• [SCHRIFTLICHE AUFGABE 1]: Prüfe, ob die folgenden Aussagen mit dem Text über Nutzerfreundlichkeit und Sicherheit übereinstimmen, und antworte jeweils mit Ja oder Nein samt den entscheidenden Worten des Textes im genauen Wortlaut. (a) Bei neuen kommerziellen Projekten hat Nutzerfreundlichkeit häufig die oberste Priorität. (b) Die öffentliche Aufmerksamkeit für Datensicherheit nimmt ab. (c) Im Rahmen der IoT-Revolution erwartet der Markt vor allem teure, schwer bedienbare Geräte.

Nutzerfreundlichkeit vs. Sicherheit – Wirklich ein Kompromiss?
In der Systementwicklung ist der Kampf ein altes, ewig währendes Problem. Nutzerfreundlichkeit ist häufig die oberste Priorität bei neuen, kommerziellen Projekten. Doch ohne die entsprechende Sicherheit geht gar nichts – die öffentliche Aufmerksamkeit richtet sich mehr und mehr auf Datensicherheit.
Gleichzeitig erwartet der Markt im Rahmen der Internet-of-Things-Revolution (IoT) eine Flut an günstigen, einfach und komfortabel bedienbaren vernetzten Geräten. Das stellt besondere Herausforderungen für die Entwickler der eingebetteten Systeme dar.

• [EINGABEDATEN]:
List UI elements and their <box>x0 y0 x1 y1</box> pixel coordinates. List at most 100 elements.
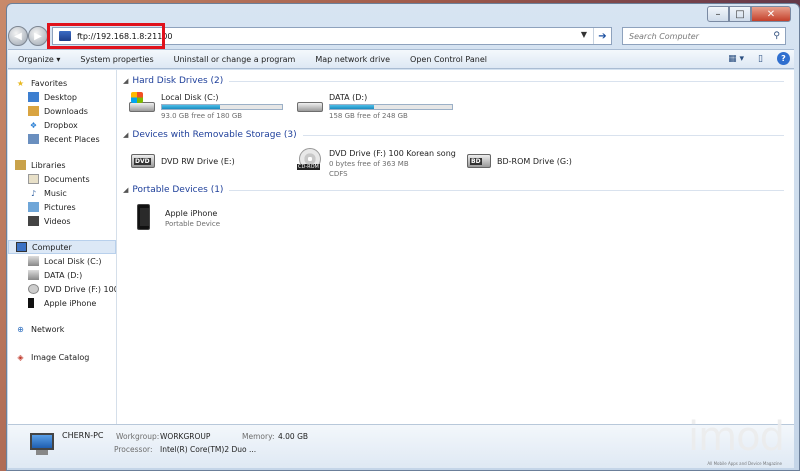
---
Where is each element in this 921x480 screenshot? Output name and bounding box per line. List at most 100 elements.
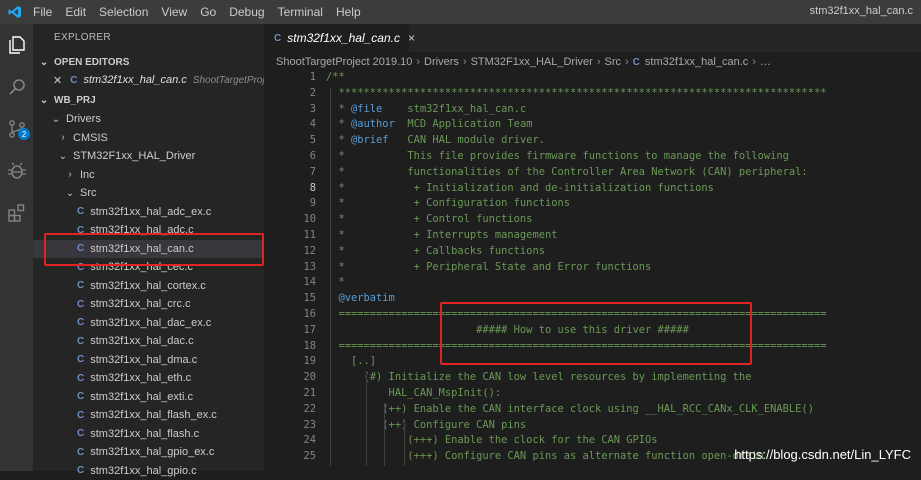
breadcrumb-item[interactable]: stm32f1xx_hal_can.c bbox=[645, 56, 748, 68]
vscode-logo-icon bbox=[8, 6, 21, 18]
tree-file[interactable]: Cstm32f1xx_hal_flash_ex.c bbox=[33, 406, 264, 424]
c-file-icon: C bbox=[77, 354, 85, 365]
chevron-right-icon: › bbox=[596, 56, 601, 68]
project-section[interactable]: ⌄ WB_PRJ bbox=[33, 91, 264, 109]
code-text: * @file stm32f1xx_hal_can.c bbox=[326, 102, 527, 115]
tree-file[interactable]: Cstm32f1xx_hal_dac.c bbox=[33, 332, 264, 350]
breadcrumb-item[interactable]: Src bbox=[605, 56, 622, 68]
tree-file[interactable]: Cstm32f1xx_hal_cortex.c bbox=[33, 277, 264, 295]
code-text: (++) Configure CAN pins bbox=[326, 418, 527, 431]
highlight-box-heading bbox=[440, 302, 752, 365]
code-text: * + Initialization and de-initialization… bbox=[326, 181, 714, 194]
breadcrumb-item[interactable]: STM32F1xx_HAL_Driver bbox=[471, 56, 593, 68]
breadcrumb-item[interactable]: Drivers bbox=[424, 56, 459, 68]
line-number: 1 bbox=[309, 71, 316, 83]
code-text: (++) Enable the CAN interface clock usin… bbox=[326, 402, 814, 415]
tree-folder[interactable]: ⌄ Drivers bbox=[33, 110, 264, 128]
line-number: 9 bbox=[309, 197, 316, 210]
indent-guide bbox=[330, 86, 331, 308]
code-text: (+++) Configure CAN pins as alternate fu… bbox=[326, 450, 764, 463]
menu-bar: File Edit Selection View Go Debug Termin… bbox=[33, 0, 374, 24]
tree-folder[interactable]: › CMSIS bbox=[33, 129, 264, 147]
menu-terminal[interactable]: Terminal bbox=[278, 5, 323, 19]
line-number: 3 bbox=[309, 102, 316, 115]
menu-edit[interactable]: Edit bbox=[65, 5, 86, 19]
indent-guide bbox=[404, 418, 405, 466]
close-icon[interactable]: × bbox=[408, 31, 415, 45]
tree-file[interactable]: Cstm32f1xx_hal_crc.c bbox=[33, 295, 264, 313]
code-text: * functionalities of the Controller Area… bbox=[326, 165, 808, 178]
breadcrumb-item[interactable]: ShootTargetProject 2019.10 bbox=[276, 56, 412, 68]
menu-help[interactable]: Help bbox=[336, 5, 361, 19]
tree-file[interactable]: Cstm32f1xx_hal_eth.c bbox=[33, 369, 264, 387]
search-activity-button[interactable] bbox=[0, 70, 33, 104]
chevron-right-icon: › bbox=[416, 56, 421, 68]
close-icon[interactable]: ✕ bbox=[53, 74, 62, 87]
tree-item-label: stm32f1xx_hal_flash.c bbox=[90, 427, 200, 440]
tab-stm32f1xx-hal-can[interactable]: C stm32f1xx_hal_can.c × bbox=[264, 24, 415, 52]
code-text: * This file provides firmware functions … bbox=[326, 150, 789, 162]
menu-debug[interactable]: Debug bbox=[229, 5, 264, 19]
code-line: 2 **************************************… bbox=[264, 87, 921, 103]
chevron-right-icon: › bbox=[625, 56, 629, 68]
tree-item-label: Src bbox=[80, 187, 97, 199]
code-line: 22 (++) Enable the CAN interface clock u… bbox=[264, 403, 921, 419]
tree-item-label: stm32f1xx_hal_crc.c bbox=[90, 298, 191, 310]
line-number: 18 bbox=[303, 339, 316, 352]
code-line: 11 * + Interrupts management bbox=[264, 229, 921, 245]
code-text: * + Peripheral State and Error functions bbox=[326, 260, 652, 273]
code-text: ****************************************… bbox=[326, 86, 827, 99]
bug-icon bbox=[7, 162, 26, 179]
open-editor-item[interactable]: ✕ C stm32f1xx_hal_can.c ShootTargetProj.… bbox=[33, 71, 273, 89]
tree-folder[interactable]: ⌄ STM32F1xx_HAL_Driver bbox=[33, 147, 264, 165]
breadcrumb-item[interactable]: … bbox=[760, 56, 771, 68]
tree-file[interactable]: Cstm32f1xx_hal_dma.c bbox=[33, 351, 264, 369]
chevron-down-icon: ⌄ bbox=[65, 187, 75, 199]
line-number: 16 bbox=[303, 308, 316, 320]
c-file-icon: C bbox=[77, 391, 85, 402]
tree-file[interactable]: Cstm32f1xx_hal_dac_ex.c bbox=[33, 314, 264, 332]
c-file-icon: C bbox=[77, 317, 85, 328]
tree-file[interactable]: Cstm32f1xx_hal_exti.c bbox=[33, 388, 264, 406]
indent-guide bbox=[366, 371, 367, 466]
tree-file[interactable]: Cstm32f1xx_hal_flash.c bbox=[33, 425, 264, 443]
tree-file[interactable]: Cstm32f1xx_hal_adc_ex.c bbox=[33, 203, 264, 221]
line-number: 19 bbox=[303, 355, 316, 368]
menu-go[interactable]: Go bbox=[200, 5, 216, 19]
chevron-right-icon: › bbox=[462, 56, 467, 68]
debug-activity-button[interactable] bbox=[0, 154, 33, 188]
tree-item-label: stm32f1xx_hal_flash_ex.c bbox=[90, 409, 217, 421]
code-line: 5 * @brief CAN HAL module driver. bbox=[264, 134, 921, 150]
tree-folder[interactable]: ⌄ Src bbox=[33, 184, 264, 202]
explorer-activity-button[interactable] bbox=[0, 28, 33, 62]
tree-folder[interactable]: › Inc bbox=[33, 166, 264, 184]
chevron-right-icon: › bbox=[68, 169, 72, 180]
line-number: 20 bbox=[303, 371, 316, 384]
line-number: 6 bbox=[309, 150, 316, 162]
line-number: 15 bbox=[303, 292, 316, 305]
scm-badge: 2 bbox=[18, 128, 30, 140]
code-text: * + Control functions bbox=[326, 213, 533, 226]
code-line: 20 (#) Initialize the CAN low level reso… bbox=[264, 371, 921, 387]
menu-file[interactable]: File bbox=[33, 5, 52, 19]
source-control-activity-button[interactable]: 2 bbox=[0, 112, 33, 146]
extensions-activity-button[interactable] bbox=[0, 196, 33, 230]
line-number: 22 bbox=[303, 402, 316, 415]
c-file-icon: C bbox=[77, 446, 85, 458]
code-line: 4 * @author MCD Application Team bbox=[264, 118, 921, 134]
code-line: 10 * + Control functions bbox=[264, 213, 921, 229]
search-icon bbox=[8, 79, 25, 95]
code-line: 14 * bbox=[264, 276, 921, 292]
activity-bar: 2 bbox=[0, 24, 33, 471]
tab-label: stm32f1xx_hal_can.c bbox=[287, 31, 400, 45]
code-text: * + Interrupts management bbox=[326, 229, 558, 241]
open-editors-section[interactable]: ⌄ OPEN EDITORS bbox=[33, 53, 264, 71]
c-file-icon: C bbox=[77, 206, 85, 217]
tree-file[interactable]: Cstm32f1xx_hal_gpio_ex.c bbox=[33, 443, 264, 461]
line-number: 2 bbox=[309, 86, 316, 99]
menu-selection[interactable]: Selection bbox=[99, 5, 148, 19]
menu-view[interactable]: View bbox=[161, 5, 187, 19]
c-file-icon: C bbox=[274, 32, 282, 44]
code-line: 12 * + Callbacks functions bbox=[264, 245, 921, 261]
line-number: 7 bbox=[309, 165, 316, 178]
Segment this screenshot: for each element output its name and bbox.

• [SCHRIFTLICHE AUFGABE 2]: Stelle die Zeilen der Datensätze als nummerierte Liste dar, ohne Leerzeilen: Beginne bei der Zeile mit „Where is each“ und höre nach der Zeile mit „chevron-right-icon: › bbox=[596, 56, 601, 68]“ auf. Die Bilder lässt du dabei weg.

• [LÖSUNG 1]:
(a) Ja: „Nutzerfreundlichkeit ist häufig die oberste Priorität bei neuen, kommerziellen Projekten.“
(b) Nein: „die öffentliche Aufmerksamkeit richtet sich mehr und mehr auf Datensicherheit“
(c) Nein: „eine Flut an günstigen, einfach und komfortabel bedienbaren vernetzten Geräten“

• [LÖSUNG 2]:
1. Where is each element in this 921x480 screenshot? Output name and bounding box per line. List at most 100 elements.
2. breadcrumb-item[interactable]: stm32f1xx_hal_can.c bbox=[645, 56, 748, 68]
3. vscode-logo-icon bbox=[8, 6, 21, 18]
4. tree-file[interactable]: Cstm32f1xx_hal_flash_ex.c bbox=[33, 406, 264, 424]
5. c-file-icon: C bbox=[77, 354, 85, 365]
6. chevron-right-icon: › bbox=[596, 56, 601, 68]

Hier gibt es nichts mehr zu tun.